#### [Required task]
From the data that follows, report how many lines hold the string "title", giving only the number.

#### [Supplied entries]
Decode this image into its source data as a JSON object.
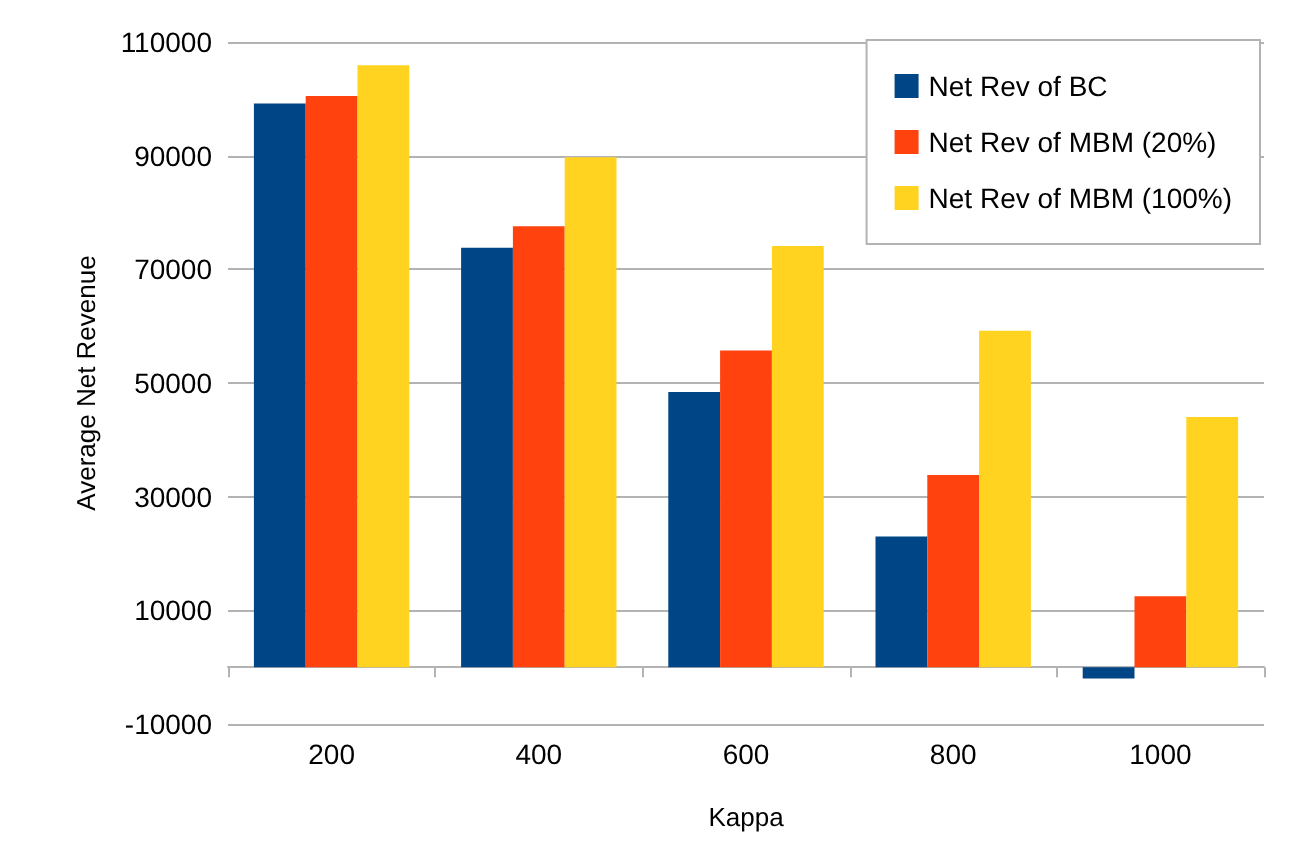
{
  "chart_data": {
    "type": "bar",
    "xlabel": "Kappa",
    "ylabel": "Average Net Revenue",
    "categories": [
      "200",
      "400",
      "600",
      "800",
      "1000"
    ],
    "series": [
      {
        "name": "Net Rev of BC",
        "color": "#004586",
        "values": [
          99200,
          73800,
          48400,
          23000,
          -2000
        ]
      },
      {
        "name": "Net Rev of MBM (20%)",
        "color": "#ff420e",
        "values": [
          100500,
          77600,
          55700,
          33800,
          12500
        ]
      },
      {
        "name": "Net Rev of MBM (100%)",
        "color": "#ffd320",
        "values": [
          105900,
          89700,
          74100,
          59200,
          44000
        ]
      }
    ],
    "ylim": [
      -10000,
      110000
    ],
    "yticks": [
      -10000,
      10000,
      30000,
      50000,
      70000,
      90000,
      110000
    ],
    "grid": "y",
    "legend": "top right"
  }
}
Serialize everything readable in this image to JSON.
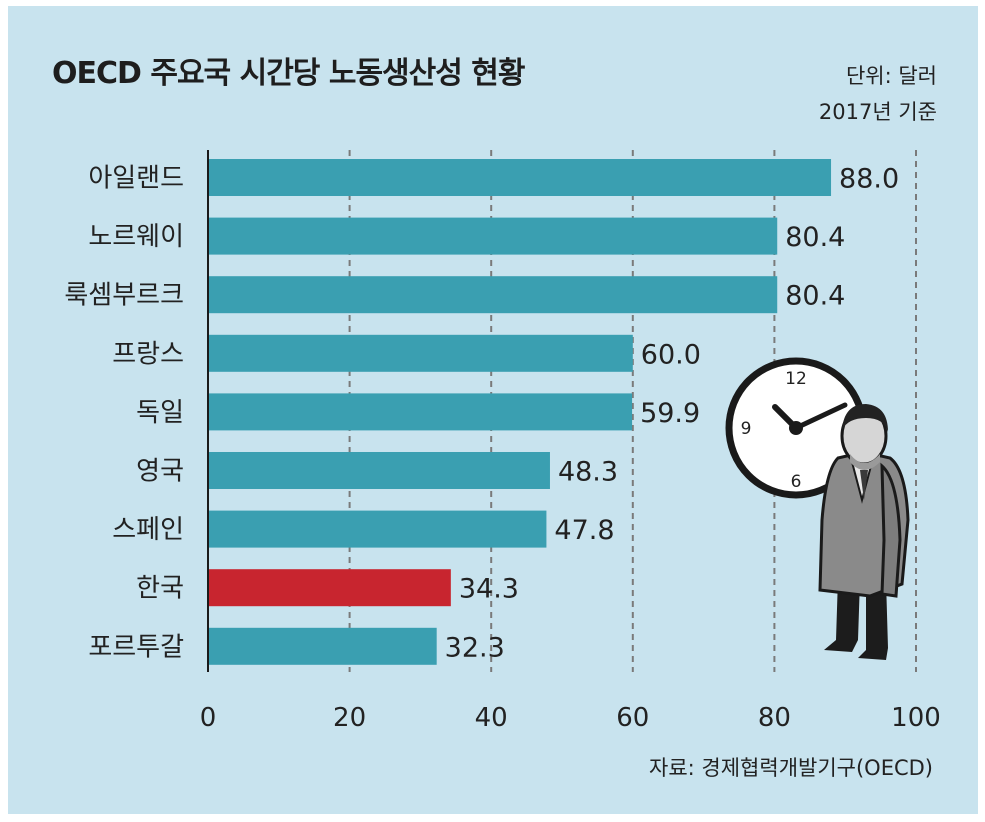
{
  "header": {
    "title": "OECD 주요국 시간당 노동생산성 현황",
    "unit": "단위: 달러",
    "basis": "2017년 기준"
  },
  "footer": {
    "source": "자료: 경제협력개발기구(OECD)"
  },
  "colors": {
    "background": "#c8e3ee",
    "bar": "#3a9fb1",
    "highlight": "#c8252f",
    "grid": "#7a7a7a"
  },
  "chart_data": {
    "type": "bar",
    "orientation": "horizontal",
    "title": "OECD 주요국 시간당 노동생산성 현황",
    "categories": [
      "아일랜드",
      "노르웨이",
      "룩셈부르크",
      "프랑스",
      "독일",
      "영국",
      "스페인",
      "한국",
      "포르투갈"
    ],
    "values": [
      88.0,
      80.4,
      80.4,
      60.0,
      59.9,
      48.3,
      47.8,
      34.3,
      32.3
    ],
    "value_labels": [
      "88.0",
      "80.4",
      "80.4",
      "60.0",
      "59.9",
      "48.3",
      "47.8",
      "34.3",
      "32.3"
    ],
    "highlight_category": "한국",
    "xlim": [
      0,
      100
    ],
    "xticks": [
      0,
      20,
      40,
      60,
      80,
      100
    ],
    "grid": "vertical dashed"
  }
}
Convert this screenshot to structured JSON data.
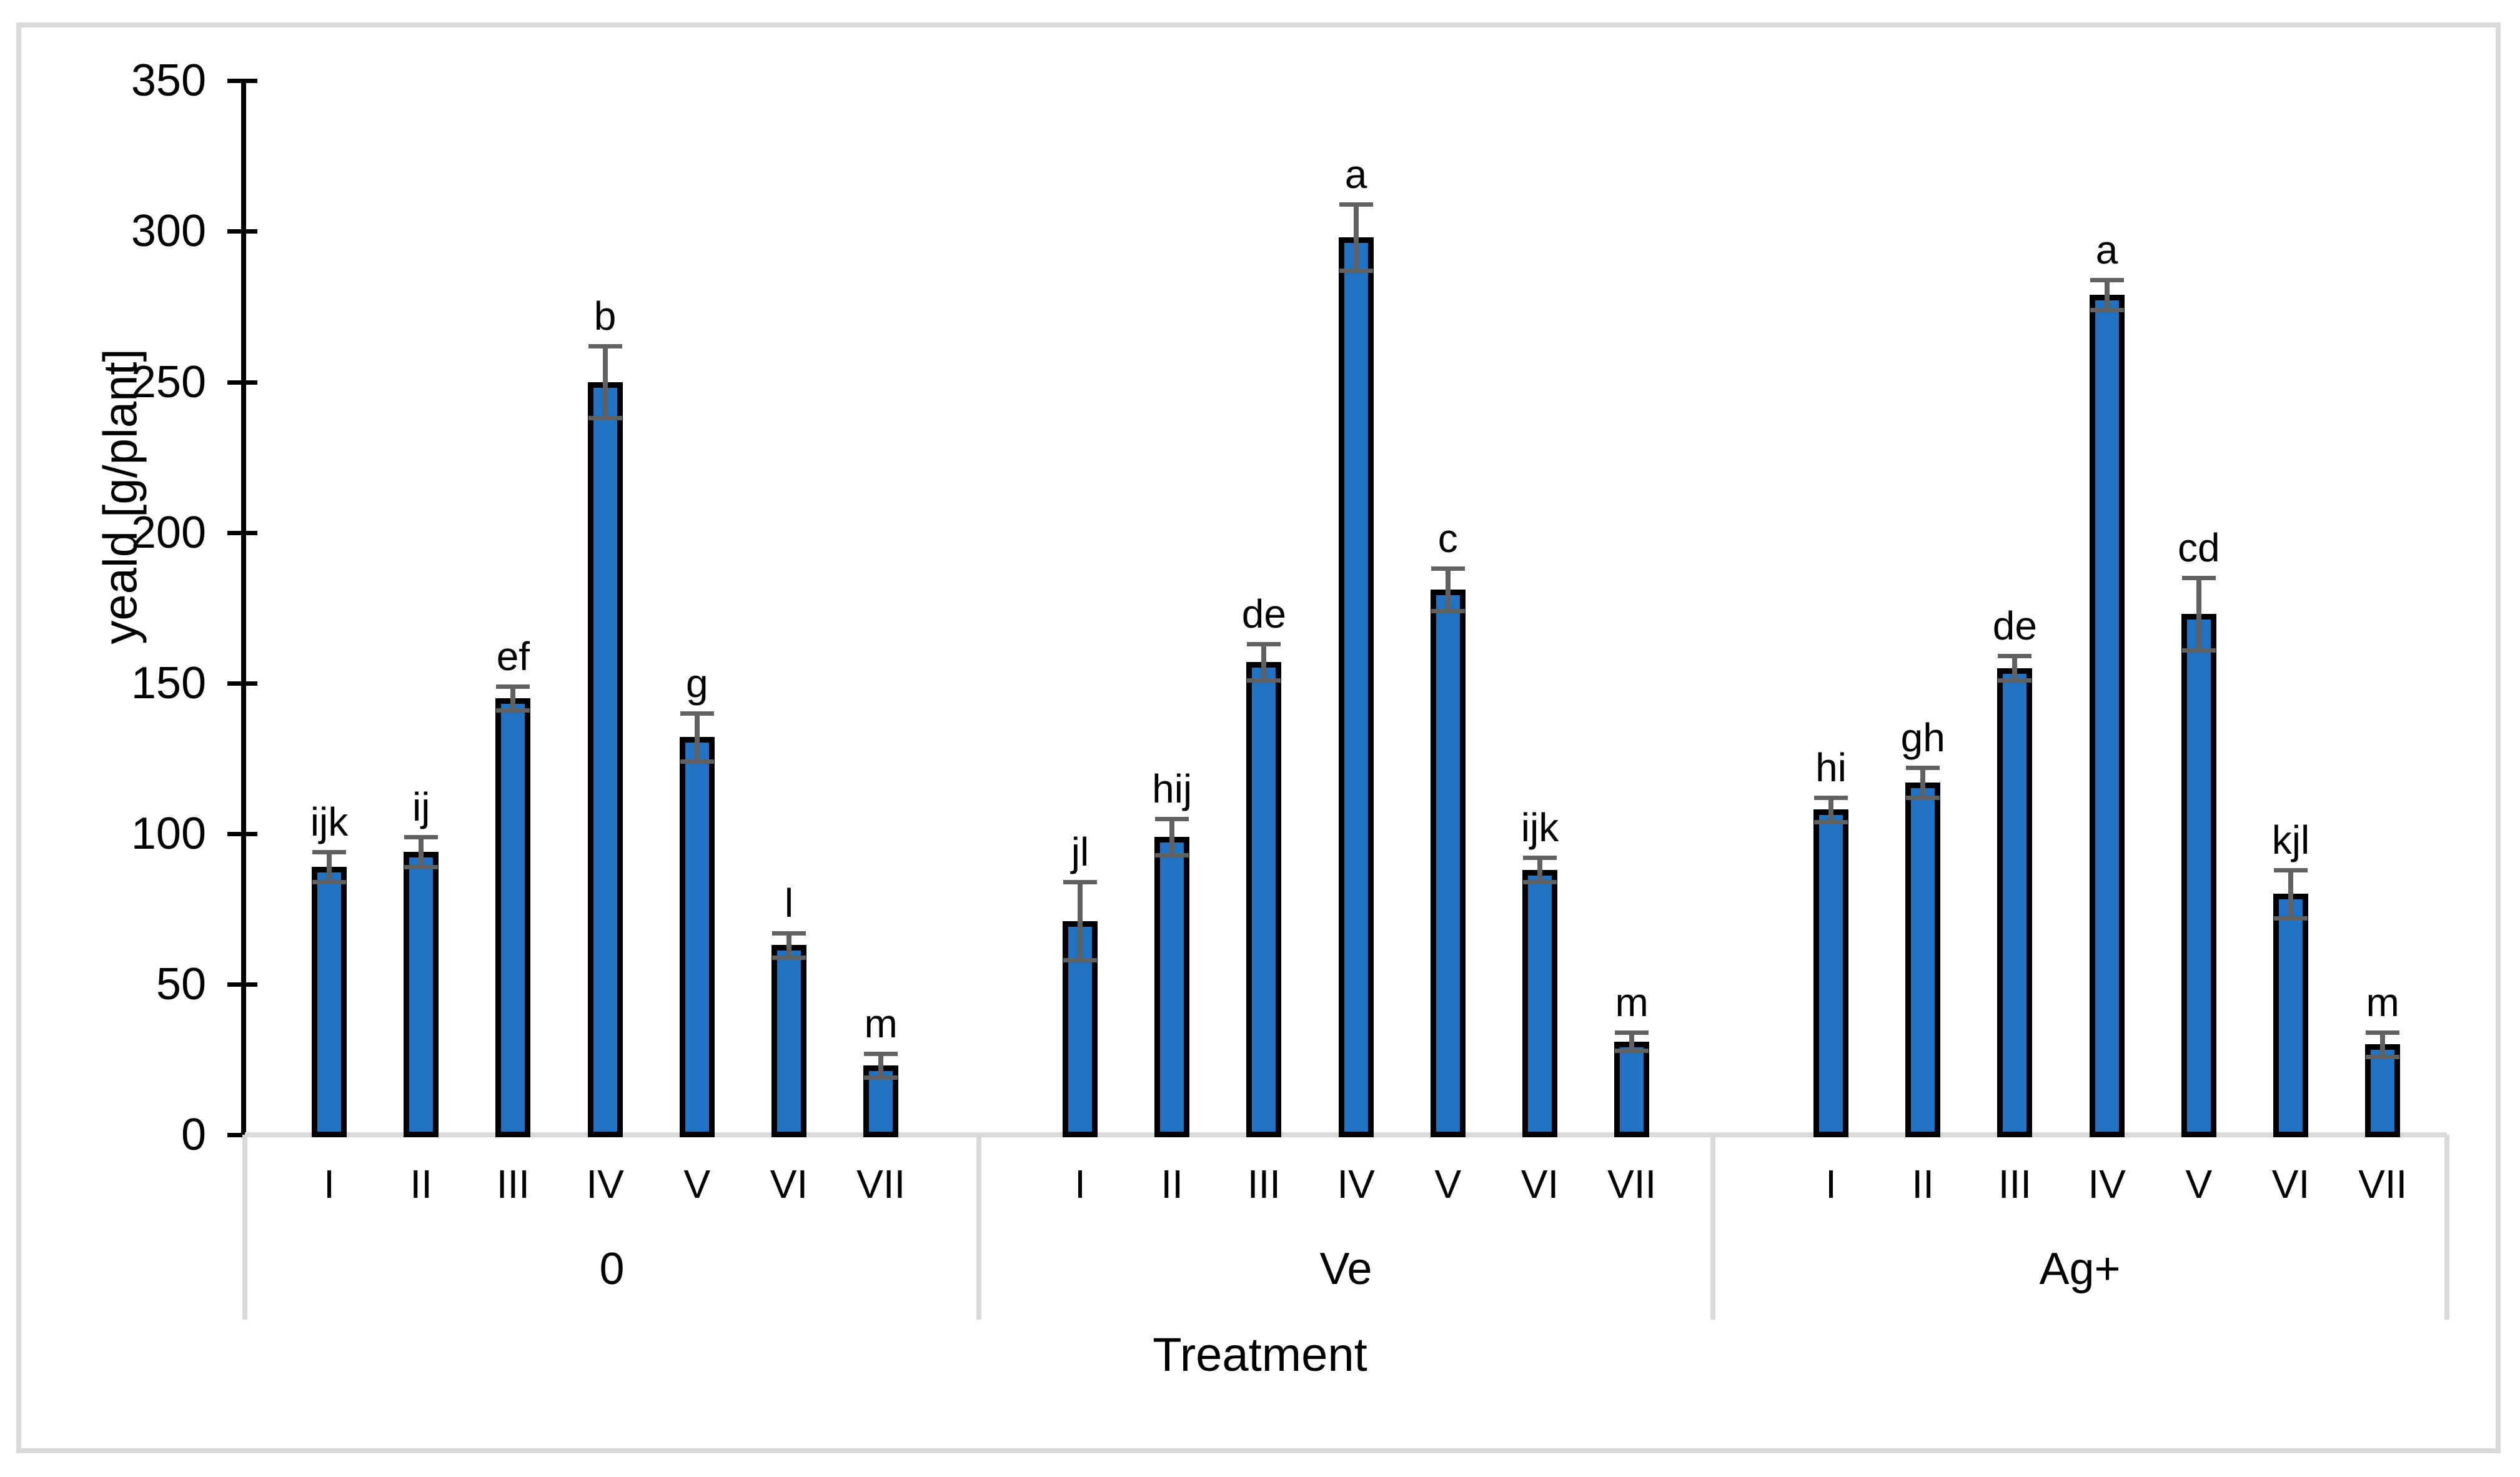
{
  "chart_data": {
    "type": "bar",
    "title": "",
    "ylabel": "yeald [g/plant]",
    "xlabel": "Treatment",
    "ylim": [
      0,
      350
    ],
    "ytick_step": 50,
    "ytick_labels": [
      "0",
      "50",
      "100",
      "150",
      "200",
      "250",
      "300",
      "350"
    ],
    "grid": false,
    "legend_position": "none",
    "colors": {
      "bar_fill": "#1F72C4",
      "bar_border": "#000000",
      "error_bar": "#616161",
      "category_axis_line": "#D9D9D9",
      "value_axis_line": "#000000",
      "figure_border": "#D9D9D9",
      "text": "#000000"
    },
    "categories": [
      "I",
      "II",
      "III",
      "IV",
      "V",
      "VI",
      "VII"
    ],
    "groups": [
      {
        "label": "0",
        "categories": [
          "I",
          "II",
          "III",
          "IV",
          "V",
          "VI",
          "VII"
        ],
        "values": [
          89,
          94,
          145,
          250,
          132,
          63,
          23
        ],
        "errors": [
          5,
          5,
          4,
          12,
          8,
          4,
          4
        ],
        "letters": [
          "ijk",
          "ij",
          "ef",
          "b",
          "g",
          "l",
          "m"
        ]
      },
      {
        "label": "Ve",
        "categories": [
          "I",
          "II",
          "III",
          "IV",
          "V",
          "VI",
          "VII"
        ],
        "values": [
          71,
          99,
          157,
          298,
          181,
          88,
          31
        ],
        "errors": [
          13,
          6,
          6,
          11,
          7,
          4,
          3
        ],
        "letters": [
          "jl",
          "hij",
          "de",
          "a",
          "c",
          "ijk",
          "m"
        ]
      },
      {
        "label": "Ag+",
        "categories": [
          "I",
          "II",
          "III",
          "IV",
          "V",
          "VI",
          "VII"
        ],
        "values": [
          108,
          117,
          155,
          279,
          173,
          80,
          30
        ],
        "errors": [
          4,
          5,
          4,
          5,
          12,
          8,
          4
        ],
        "letters": [
          "hi",
          "gh",
          "de",
          "a",
          "cd",
          "kjl",
          "m"
        ]
      }
    ]
  }
}
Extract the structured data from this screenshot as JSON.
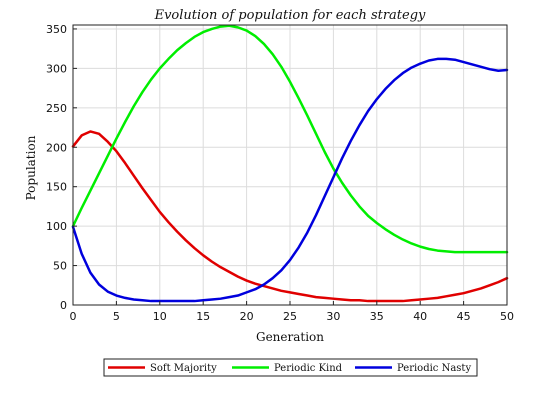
{
  "chart_data": {
    "type": "line",
    "title": "Evolution of population for each strategy",
    "xlabel": "Generation",
    "ylabel": "Population",
    "xlim": [
      0,
      50
    ],
    "ylim": [
      0,
      355
    ],
    "xticks": [
      0,
      5,
      10,
      15,
      20,
      25,
      30,
      35,
      40,
      45,
      50
    ],
    "yticks": [
      0,
      50,
      100,
      150,
      200,
      250,
      300,
      350
    ],
    "grid": true,
    "legend": "bottom-center",
    "x": [
      0,
      1,
      2,
      3,
      4,
      5,
      6,
      7,
      8,
      9,
      10,
      11,
      12,
      13,
      14,
      15,
      16,
      17,
      18,
      19,
      20,
      21,
      22,
      23,
      24,
      25,
      26,
      27,
      28,
      29,
      30,
      31,
      32,
      33,
      34,
      35,
      36,
      37,
      38,
      39,
      40,
      41,
      42,
      43,
      44,
      45,
      46,
      47,
      48,
      49,
      50
    ],
    "series": [
      {
        "name": "Soft Majority",
        "color": "#e00000",
        "values": [
          201,
          215,
          220,
          217,
          207,
          195,
          180,
          164,
          148,
          133,
          118,
          105,
          93,
          82,
          72,
          63,
          55,
          48,
          42,
          36,
          31,
          27,
          24,
          21,
          18,
          16,
          14,
          12,
          10,
          9,
          8,
          7,
          6,
          6,
          5,
          5,
          5,
          5,
          5,
          6,
          7,
          8,
          9,
          11,
          13,
          15,
          18,
          21,
          25,
          29,
          34
        ]
      },
      {
        "name": "Periodic Kind",
        "color": "#00ee00",
        "values": [
          100,
          123,
          145,
          167,
          189,
          211,
          232,
          252,
          270,
          286,
          300,
          312,
          323,
          332,
          340,
          346,
          350,
          353,
          354,
          352,
          348,
          341,
          331,
          318,
          302,
          283,
          262,
          240,
          217,
          194,
          173,
          155,
          139,
          125,
          113,
          104,
          96,
          89,
          83,
          78,
          74,
          71,
          69,
          68,
          67,
          67,
          67,
          67,
          67,
          67,
          67
        ]
      },
      {
        "name": "Periodic Nasty",
        "color": "#0000dd",
        "values": [
          99,
          65,
          41,
          26,
          17,
          12,
          9,
          7,
          6,
          5,
          5,
          5,
          5,
          5,
          5,
          6,
          7,
          8,
          10,
          12,
          16,
          20,
          26,
          34,
          44,
          57,
          73,
          92,
          114,
          138,
          162,
          186,
          208,
          228,
          246,
          261,
          274,
          285,
          294,
          301,
          306,
          310,
          312,
          312,
          311,
          308,
          305,
          302,
          299,
          297,
          298
        ]
      }
    ]
  }
}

#### [Solution below]
4